====== Data provided ======

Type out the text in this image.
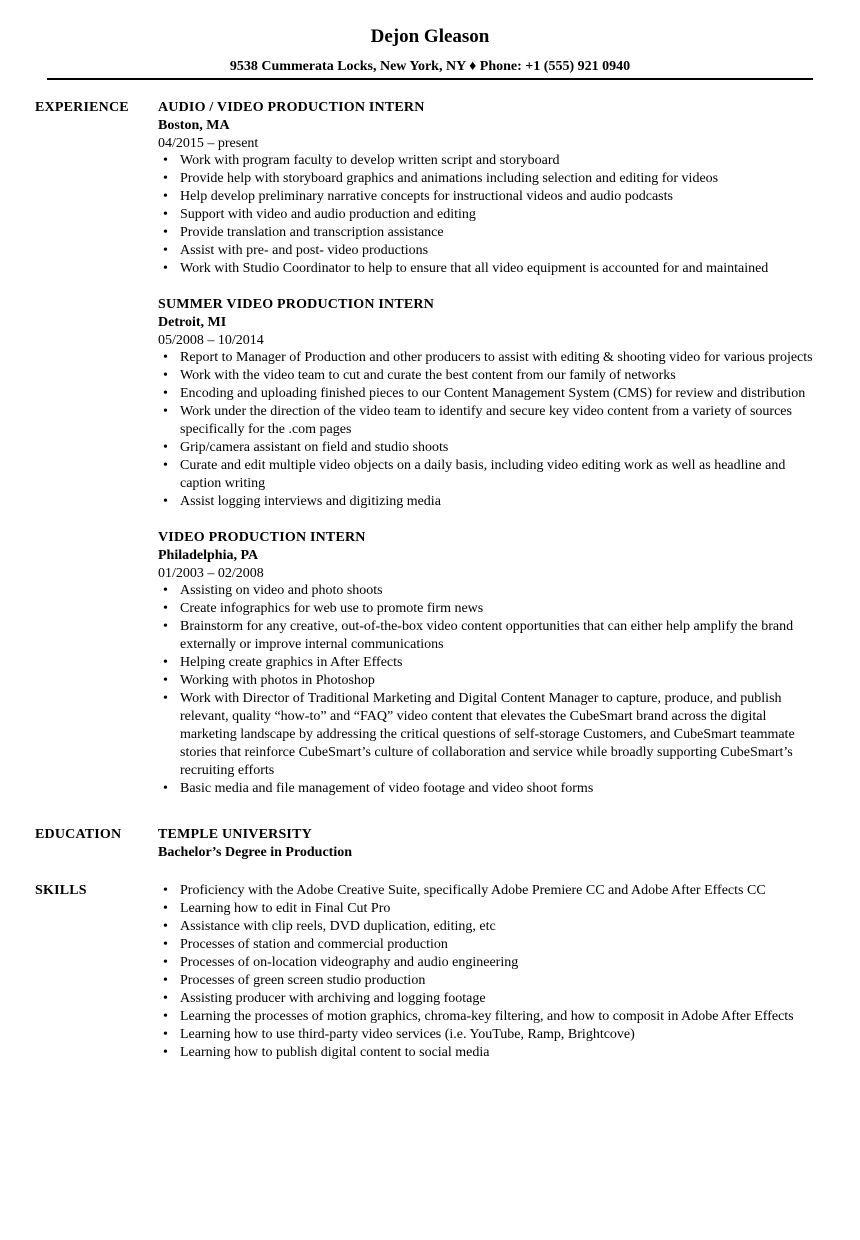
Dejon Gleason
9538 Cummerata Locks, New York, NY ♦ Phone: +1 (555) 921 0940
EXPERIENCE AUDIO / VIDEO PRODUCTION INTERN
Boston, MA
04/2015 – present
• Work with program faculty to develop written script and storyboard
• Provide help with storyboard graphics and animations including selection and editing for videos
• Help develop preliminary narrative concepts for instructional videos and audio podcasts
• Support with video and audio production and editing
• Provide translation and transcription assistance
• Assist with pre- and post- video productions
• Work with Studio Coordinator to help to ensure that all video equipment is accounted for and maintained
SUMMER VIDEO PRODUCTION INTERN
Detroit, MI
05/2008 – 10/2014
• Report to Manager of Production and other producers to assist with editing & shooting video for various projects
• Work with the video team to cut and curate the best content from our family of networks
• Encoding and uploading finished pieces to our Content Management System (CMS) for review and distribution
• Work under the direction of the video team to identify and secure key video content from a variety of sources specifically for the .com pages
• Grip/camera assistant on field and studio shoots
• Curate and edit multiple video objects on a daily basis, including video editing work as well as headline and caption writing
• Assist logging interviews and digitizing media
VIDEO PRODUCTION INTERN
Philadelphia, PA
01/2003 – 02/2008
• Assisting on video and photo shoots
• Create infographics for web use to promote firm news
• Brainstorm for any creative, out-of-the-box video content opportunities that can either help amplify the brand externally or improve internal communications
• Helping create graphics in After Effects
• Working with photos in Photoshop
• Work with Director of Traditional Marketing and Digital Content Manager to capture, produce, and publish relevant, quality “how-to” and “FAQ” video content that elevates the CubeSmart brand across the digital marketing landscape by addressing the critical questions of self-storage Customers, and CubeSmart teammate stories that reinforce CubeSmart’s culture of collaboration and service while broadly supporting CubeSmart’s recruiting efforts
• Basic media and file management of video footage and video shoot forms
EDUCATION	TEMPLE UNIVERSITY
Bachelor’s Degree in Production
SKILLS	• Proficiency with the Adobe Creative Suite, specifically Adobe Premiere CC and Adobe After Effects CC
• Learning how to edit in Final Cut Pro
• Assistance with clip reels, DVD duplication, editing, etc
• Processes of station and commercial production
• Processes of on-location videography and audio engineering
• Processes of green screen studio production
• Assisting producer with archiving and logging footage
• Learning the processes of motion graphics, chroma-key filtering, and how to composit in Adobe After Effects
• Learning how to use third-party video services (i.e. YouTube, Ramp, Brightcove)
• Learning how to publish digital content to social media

======
====== Data provided ======

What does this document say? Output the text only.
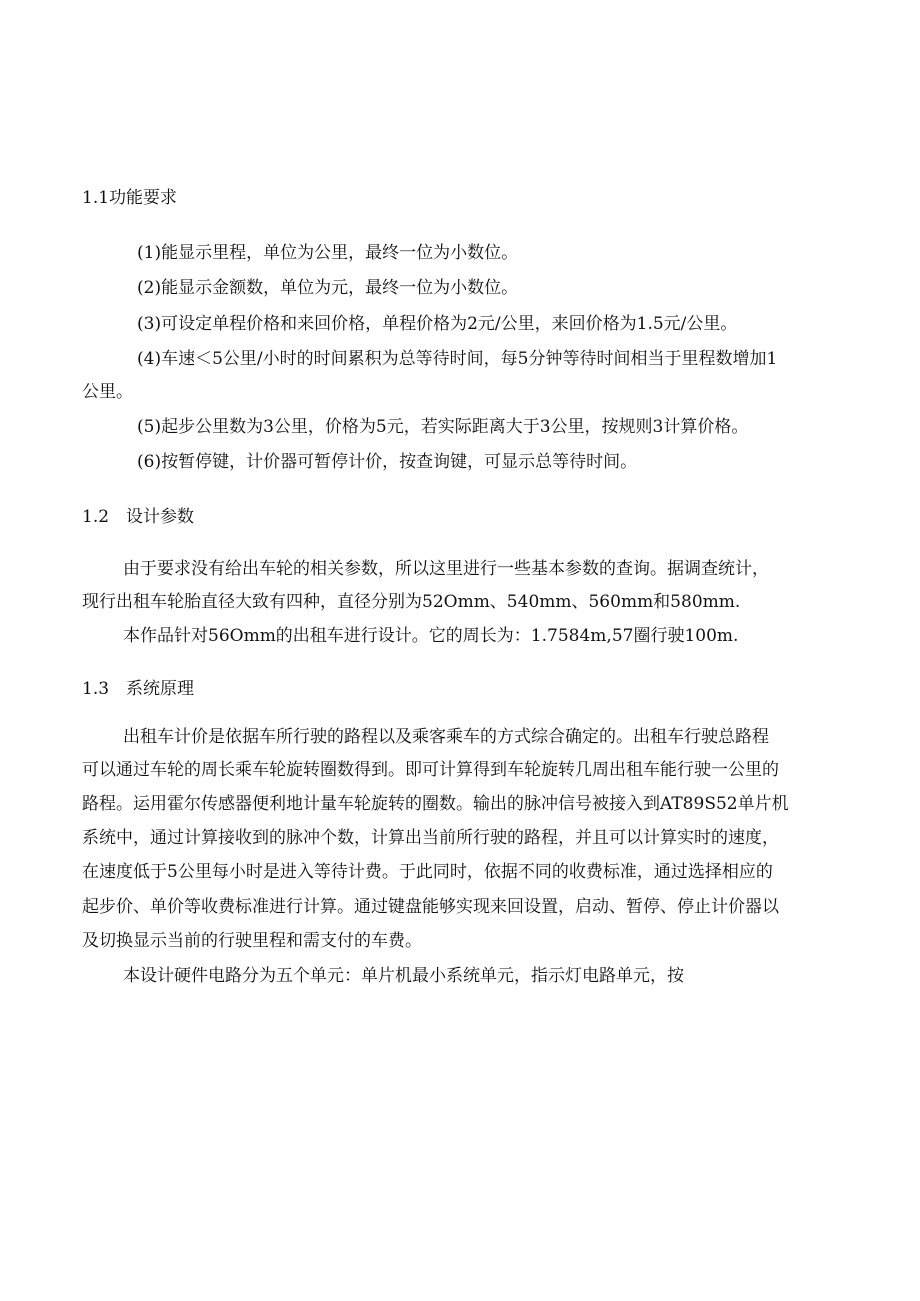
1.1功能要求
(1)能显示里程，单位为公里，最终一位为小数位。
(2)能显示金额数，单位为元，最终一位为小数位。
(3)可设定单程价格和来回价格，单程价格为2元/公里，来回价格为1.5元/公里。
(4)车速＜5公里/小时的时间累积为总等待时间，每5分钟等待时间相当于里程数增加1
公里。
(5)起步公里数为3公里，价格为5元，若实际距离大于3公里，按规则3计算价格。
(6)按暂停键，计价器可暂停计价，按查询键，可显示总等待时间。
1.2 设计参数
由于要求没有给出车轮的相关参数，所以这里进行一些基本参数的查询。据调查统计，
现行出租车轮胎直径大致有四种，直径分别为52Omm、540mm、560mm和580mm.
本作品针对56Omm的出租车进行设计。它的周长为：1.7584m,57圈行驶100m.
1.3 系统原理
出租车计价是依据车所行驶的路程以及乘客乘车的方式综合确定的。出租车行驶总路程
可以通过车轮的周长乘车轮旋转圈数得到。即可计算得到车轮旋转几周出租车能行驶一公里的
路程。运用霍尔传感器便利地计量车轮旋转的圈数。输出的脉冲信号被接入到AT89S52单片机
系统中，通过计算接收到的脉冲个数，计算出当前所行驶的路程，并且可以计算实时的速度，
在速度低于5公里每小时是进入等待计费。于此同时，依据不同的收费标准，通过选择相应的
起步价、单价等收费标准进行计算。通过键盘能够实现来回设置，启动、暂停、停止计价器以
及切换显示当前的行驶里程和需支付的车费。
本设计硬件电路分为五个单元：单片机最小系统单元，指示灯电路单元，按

======
====== Data provided ======

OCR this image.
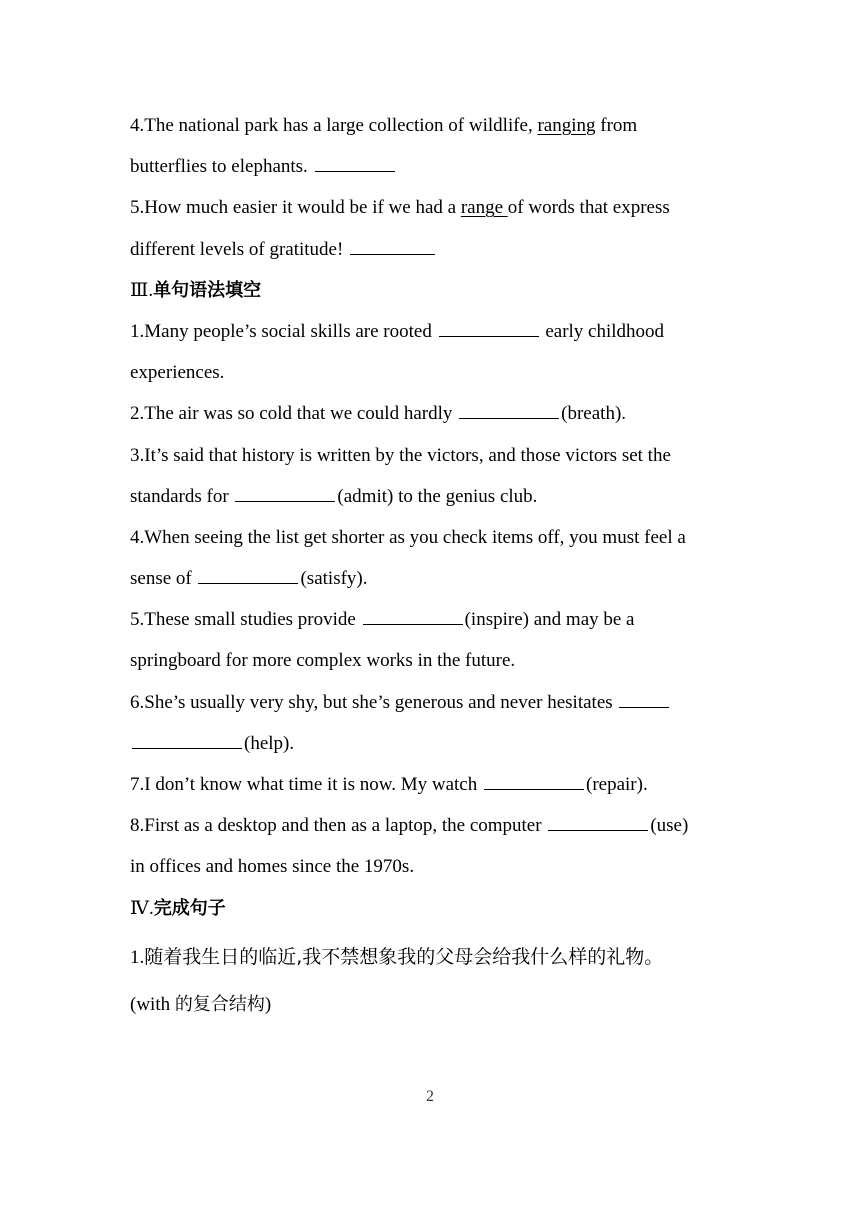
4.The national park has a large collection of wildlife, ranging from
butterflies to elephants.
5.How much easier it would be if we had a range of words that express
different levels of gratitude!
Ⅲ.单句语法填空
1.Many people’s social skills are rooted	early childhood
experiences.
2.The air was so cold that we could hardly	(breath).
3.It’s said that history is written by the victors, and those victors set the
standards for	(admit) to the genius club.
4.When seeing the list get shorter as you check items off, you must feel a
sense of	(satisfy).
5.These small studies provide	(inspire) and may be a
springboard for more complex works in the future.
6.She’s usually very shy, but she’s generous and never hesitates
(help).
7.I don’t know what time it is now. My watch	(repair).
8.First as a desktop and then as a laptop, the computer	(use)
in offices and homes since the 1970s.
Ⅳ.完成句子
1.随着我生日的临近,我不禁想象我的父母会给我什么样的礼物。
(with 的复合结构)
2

======

◆ Exercise requirements ◆
Tally up the lines holding the word "from" in the data above, and answer with that figure only.

◆ Solution to this exercise ◆
3